Set exercise
What follows is a set of entries. Give them again exactly, without the pictures.

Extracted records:
'''

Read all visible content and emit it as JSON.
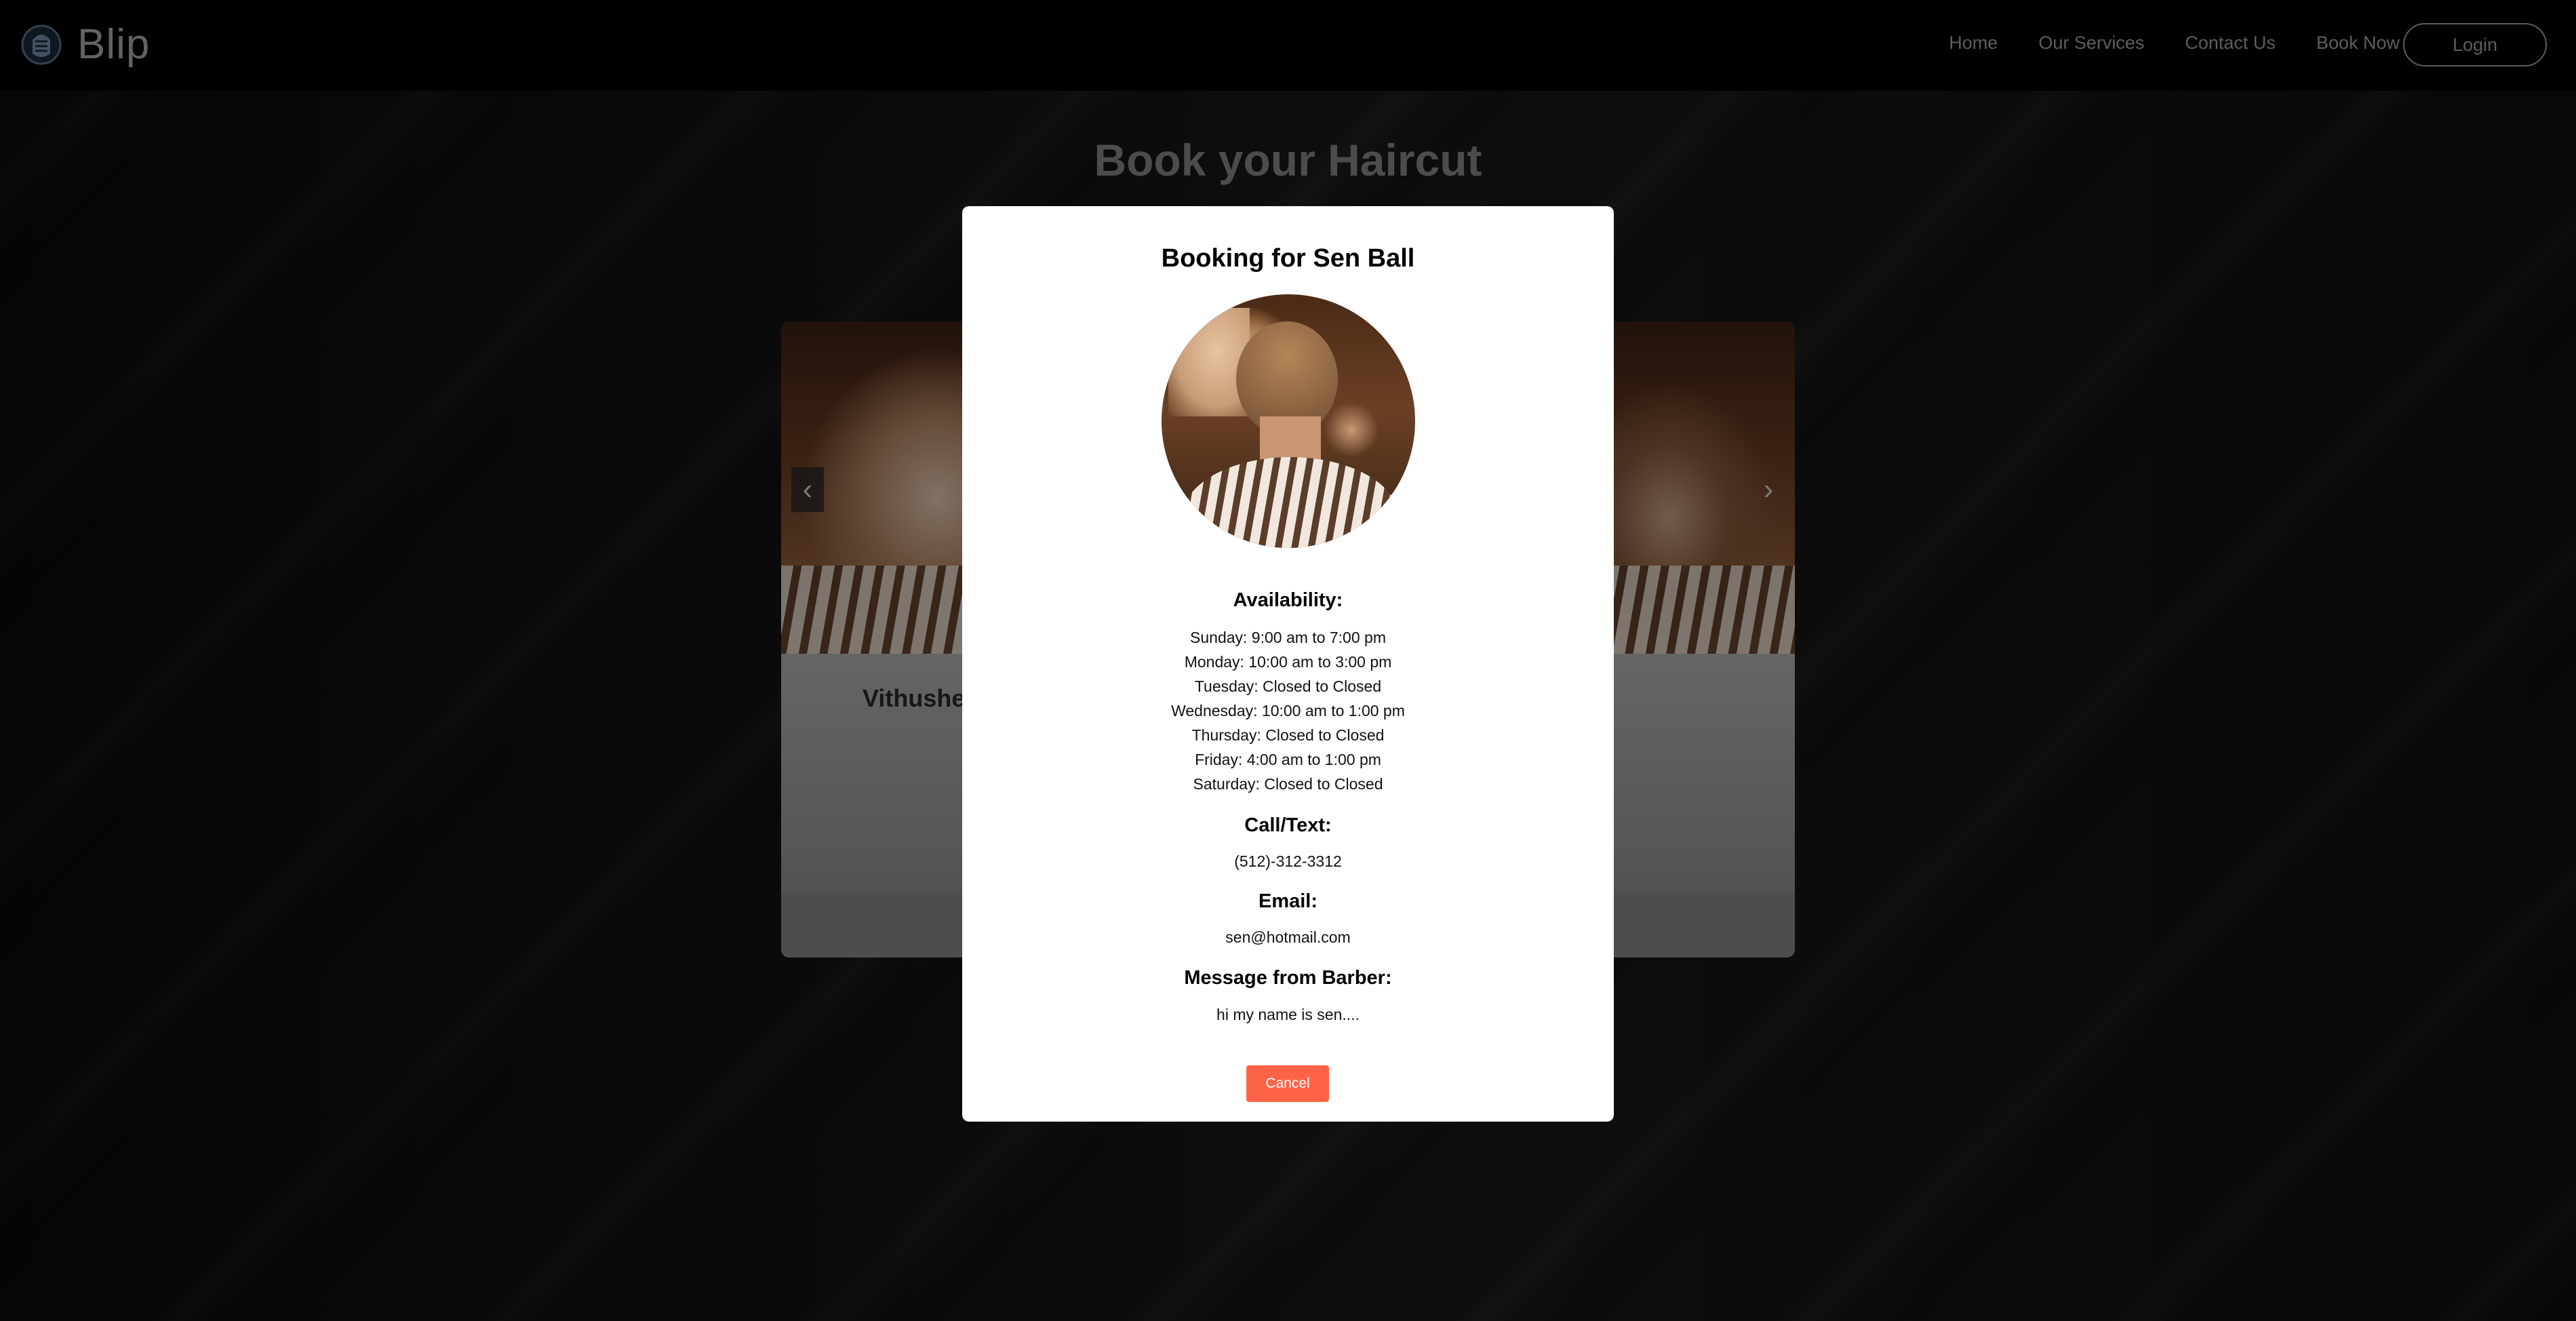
{
  "brand": {
    "name": "Blip",
    "logo_icon": "fist-logo-icon"
  },
  "nav": {
    "links": [
      "Home",
      "Our Services",
      "Contact Us",
      "Book Now"
    ],
    "login_label": "Login"
  },
  "page": {
    "title": "Book your Haircut"
  },
  "carousel": {
    "barber_name": "Vithushe",
    "prev_icon": "chevron-left-icon",
    "next_icon": "chevron-right-icon",
    "prev_glyph": "‹",
    "next_glyph": "›"
  },
  "modal": {
    "title": "Booking for Sen Ball",
    "availability_heading": "Availability:",
    "availability": [
      "Sunday: 9:00 am to 7:00 pm",
      "Monday: 10:00 am to 3:00 pm",
      "Tuesday: Closed to Closed",
      "Wednesday: 10:00 am to 1:00 pm",
      "Thursday: Closed to Closed",
      "Friday: 4:00 am to 1:00 pm",
      "Saturday: Closed to Closed"
    ],
    "call_heading": "Call/Text:",
    "phone": "(512)-312-3312",
    "email_heading": "Email:",
    "email": "sen@hotmail.com",
    "message_heading": "Message from Barber:",
    "message": "hi my name is sen....",
    "cancel_label": "Cancel"
  },
  "colors": {
    "accent_cancel": "#ff6347",
    "nav_bg": "#000000",
    "nav_text": "#a9a9a9"
  }
}
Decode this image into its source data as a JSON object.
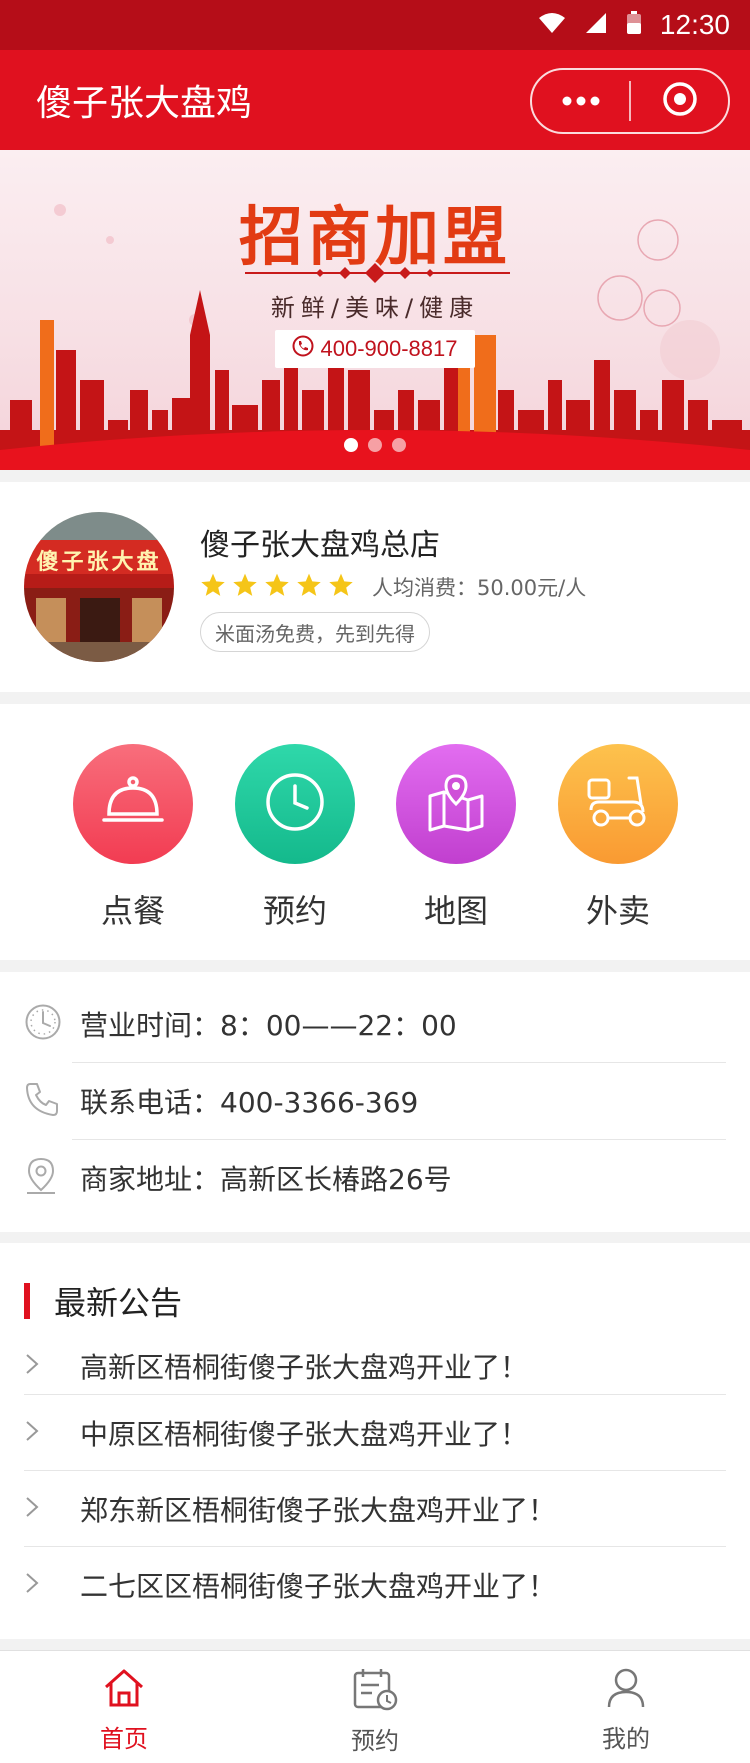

'''

The result
Read all visible content and emit it as JSON.
{
  "brand": {
    "name": "Blip",
    "logo_icon": "fist-logo-icon"
  },
  "nav": {
    "links": [
      "Home",
      "Our Services",
      "Contact Us",
      "Book Now"
    ],
    "login_label": "Login"
  },
  "page": {
    "title": "Book your Haircut"
  },
  "carousel": {
    "barber_name": "Vithushe",
    "prev_icon": "chevron-left-icon",
    "next_icon": "chevron-right-icon",
    "prev_glyph": "‹",
    "next_glyph": "›"
  },
  "modal": {
    "title": "Booking for Sen Ball",
    "availability_heading": "Availability:",
    "availability": [
      "Sunday: 9:00 am to 7:00 pm",
      "Monday: 10:00 am to 3:00 pm",
      "Tuesday: Closed to Closed",
      "Wednesday: 10:00 am to 1:00 pm",
      "Thursday: Closed to Closed",
      "Friday: 4:00 am to 1:00 pm",
      "Saturday: Closed to Closed"
    ],
    "call_heading": "Call/Text:",
    "phone": "(512)-312-3312",
    "email_heading": "Email:",
    "email": "sen@hotmail.com",
    "message_heading": "Message from Barber:",
    "message": "hi my name is sen....",
    "cancel_label": "Cancel"
  },
  "colors": {
    "accent_cancel": "#ff6347",
    "nav_bg": "#000000",
    "nav_text": "#a9a9a9"
  }
}
Decode this image into its source data as a JSON object.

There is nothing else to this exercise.